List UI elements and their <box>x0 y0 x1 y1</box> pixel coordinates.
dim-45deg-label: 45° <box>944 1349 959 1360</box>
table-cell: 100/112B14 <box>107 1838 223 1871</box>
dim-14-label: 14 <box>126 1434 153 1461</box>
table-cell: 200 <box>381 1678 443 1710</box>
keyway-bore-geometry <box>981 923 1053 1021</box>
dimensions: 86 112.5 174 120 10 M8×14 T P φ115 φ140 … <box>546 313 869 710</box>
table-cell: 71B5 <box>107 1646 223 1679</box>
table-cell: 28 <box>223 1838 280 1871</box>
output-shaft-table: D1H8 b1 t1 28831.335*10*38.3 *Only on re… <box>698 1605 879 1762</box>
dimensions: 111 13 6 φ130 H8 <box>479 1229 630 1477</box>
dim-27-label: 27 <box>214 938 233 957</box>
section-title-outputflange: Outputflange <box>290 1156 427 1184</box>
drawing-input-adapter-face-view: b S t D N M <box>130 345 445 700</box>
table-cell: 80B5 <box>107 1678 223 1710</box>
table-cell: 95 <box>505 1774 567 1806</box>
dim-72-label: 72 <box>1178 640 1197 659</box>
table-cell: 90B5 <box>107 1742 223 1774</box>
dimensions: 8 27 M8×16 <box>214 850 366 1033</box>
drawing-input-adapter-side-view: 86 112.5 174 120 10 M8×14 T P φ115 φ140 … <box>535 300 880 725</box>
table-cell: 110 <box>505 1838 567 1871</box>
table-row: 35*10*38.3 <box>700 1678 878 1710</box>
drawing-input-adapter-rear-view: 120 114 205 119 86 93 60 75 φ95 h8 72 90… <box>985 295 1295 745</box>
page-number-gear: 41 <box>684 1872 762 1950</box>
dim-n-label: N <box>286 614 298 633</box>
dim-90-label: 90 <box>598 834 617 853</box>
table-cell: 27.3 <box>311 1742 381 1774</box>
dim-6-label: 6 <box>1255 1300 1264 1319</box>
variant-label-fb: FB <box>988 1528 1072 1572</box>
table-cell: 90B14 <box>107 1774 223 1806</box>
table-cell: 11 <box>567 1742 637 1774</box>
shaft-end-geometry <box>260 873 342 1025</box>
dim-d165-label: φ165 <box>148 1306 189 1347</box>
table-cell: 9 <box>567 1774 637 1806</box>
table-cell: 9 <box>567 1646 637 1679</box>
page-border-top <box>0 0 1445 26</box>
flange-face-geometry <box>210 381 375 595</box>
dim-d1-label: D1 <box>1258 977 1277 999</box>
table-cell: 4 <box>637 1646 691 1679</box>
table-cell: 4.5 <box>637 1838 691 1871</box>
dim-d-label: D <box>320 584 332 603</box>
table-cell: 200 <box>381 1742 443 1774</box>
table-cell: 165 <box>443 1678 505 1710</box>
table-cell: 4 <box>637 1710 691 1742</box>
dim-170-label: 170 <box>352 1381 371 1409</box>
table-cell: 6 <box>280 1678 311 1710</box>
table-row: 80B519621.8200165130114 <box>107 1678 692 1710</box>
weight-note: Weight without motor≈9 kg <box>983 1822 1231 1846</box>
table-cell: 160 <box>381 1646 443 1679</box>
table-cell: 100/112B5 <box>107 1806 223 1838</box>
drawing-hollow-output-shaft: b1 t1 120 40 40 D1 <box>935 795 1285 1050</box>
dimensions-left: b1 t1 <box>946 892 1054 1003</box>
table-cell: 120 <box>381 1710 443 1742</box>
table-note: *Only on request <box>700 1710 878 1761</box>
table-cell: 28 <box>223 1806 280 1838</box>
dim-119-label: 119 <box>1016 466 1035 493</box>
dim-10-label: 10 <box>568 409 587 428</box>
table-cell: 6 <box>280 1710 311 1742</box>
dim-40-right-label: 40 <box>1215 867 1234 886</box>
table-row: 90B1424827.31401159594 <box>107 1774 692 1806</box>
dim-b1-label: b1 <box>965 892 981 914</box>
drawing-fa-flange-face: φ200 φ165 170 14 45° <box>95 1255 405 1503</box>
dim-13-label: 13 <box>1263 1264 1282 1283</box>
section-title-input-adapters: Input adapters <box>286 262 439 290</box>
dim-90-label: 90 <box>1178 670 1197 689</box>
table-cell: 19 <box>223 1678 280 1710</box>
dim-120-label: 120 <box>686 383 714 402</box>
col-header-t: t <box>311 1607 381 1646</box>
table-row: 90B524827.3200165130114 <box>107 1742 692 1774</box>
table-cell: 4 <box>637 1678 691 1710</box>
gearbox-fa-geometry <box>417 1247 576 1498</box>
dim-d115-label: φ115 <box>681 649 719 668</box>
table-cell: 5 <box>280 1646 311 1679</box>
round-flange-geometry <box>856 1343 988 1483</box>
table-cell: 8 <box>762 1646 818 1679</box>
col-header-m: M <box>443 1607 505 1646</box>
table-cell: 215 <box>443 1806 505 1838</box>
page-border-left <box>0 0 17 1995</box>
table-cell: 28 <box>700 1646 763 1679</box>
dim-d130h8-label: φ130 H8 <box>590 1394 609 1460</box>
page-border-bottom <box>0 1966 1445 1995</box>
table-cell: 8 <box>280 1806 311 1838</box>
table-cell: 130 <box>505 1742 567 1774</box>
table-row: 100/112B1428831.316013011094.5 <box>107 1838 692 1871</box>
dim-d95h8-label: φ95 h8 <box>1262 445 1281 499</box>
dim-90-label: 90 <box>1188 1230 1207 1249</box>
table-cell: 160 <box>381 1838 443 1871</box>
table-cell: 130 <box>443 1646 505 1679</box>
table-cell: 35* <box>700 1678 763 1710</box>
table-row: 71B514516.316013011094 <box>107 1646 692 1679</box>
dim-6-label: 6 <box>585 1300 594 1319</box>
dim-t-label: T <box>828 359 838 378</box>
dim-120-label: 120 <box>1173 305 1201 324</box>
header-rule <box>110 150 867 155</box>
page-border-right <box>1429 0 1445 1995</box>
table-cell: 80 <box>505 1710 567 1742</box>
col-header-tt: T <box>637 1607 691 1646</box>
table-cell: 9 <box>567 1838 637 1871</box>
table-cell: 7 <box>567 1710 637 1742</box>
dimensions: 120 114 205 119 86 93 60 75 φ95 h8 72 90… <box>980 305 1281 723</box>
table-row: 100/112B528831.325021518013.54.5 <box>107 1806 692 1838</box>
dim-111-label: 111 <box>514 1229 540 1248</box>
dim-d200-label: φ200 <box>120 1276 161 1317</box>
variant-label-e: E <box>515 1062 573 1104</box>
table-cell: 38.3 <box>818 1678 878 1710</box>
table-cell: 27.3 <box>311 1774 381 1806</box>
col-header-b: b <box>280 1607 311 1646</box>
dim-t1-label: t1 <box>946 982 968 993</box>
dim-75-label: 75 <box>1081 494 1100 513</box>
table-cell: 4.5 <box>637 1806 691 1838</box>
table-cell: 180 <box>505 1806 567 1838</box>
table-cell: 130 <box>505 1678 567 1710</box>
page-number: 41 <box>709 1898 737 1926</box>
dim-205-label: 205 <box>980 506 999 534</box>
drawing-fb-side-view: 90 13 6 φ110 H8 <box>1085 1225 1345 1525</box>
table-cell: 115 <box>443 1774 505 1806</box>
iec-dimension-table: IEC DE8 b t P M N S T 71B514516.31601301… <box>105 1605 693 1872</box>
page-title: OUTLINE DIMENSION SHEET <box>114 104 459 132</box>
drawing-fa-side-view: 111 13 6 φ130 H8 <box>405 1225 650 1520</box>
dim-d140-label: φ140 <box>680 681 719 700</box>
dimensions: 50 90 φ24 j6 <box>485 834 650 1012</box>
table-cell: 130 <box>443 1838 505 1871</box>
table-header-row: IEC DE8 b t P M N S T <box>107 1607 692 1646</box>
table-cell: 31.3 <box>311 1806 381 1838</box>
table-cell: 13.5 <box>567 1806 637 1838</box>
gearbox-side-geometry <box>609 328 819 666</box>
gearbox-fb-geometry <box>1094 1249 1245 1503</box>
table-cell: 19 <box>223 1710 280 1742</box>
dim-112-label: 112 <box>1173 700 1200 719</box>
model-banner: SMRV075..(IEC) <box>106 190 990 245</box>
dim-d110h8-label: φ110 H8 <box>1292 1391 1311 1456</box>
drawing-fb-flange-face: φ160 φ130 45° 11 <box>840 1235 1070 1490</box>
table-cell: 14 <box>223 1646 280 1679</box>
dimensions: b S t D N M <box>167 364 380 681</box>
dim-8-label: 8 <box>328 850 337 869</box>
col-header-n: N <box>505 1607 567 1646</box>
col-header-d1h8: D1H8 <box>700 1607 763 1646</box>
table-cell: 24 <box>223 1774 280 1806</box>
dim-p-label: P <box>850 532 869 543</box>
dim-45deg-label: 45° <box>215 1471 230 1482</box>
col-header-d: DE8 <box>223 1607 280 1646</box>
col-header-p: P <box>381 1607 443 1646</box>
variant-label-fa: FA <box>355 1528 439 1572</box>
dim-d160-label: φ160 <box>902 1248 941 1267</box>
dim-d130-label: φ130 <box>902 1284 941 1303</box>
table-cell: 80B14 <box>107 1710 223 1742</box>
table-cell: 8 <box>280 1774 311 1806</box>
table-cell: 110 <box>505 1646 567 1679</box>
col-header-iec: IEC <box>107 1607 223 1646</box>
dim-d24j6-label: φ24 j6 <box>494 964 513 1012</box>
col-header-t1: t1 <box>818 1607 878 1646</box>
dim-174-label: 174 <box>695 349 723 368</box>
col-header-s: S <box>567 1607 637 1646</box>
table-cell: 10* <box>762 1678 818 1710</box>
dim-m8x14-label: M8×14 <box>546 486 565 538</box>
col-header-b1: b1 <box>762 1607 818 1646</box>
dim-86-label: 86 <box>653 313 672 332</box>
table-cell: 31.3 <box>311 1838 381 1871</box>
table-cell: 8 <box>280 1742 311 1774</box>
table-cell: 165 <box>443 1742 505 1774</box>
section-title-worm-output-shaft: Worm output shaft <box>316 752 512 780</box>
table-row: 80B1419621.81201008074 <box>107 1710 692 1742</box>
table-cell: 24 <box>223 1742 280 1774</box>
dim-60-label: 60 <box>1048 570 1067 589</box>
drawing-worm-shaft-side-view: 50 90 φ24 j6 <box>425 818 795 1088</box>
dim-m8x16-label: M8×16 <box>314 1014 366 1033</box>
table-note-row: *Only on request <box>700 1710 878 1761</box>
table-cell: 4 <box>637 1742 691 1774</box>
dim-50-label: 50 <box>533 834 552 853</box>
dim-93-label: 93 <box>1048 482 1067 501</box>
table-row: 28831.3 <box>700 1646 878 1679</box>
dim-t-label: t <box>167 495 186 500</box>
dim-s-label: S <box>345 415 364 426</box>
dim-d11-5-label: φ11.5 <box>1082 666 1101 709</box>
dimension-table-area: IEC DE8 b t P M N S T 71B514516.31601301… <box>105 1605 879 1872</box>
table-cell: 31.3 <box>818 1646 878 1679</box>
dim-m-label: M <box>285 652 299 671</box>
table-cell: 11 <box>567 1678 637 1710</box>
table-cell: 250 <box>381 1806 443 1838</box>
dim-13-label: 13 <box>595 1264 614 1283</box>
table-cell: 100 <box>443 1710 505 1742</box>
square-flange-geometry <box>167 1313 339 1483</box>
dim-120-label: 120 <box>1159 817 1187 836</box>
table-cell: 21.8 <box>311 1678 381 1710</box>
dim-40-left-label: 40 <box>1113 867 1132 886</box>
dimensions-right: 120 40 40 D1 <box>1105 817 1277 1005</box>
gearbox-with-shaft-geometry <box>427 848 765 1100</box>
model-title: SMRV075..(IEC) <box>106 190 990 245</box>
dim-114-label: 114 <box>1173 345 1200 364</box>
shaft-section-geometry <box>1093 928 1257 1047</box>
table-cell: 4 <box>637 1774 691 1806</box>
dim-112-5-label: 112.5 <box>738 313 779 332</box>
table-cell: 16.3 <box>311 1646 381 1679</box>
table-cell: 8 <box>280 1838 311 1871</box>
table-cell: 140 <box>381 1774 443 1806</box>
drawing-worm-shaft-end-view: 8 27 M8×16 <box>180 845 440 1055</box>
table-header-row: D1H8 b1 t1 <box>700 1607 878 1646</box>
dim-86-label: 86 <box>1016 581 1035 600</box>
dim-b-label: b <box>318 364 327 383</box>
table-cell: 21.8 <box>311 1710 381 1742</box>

• • •

- [WHAT YOU SHOULD DO]
Convert everything from the start of the records down to and including the line containing "dim-72-label: 72 <box>1178 640 1197 659</box>" into a JSON list of strings, one string per line, with blank lines omitted.

- [THE ANSWER]
[
  "List UI elements and their <box>x0 y0 x1 y1</box> pixel coordinates.",
  "dim-45deg-label: 45° <box>944 1349 959 1360</box>",
  "table-cell: 100/112B14 <box>107 1838 223 1871</box>",
  "dim-14-label: 14 <box>126 1434 153 1461</box>",
  "table-cell: 200 <box>381 1678 443 1710</box>",
  "keyway-bore-geometry <box>981 923 1053 1021</box>",
  "dimensions: 86 112.5 174 120 10 M8×14 T P φ115 φ140 … <box>546 313 869 710</box>",
  "table-cell: 71B5 <box>107 1646 223 1679</box>",
  "table-cell: 28 <box>223 1838 280 1871</box>",
  "output-shaft-table: D1H8 b1 t1 28831.335*10*38.3 *Only on re… <box>698 1605 879 1762</box>",
  "dimensions: 111 13 6 φ130 H8 <box>479 1229 630 1477</box>",
  "dim-27-label: 27 <box>214 938 233 957</box>",
  "section-title-outputflange: Outputflange <box>290 1156 427 1184</box>",
  "drawing-input-adapter-face-view: b S t D N M <box>130 345 445 700</box>",
  "table-cell: 80B5 <box>107 1678 223 1710</box>",
  "table-cell: 95 <box>505 1774 567 1806</box>",
  "dim-72-label: 72 <box>1178 640 1197 659</box>"
]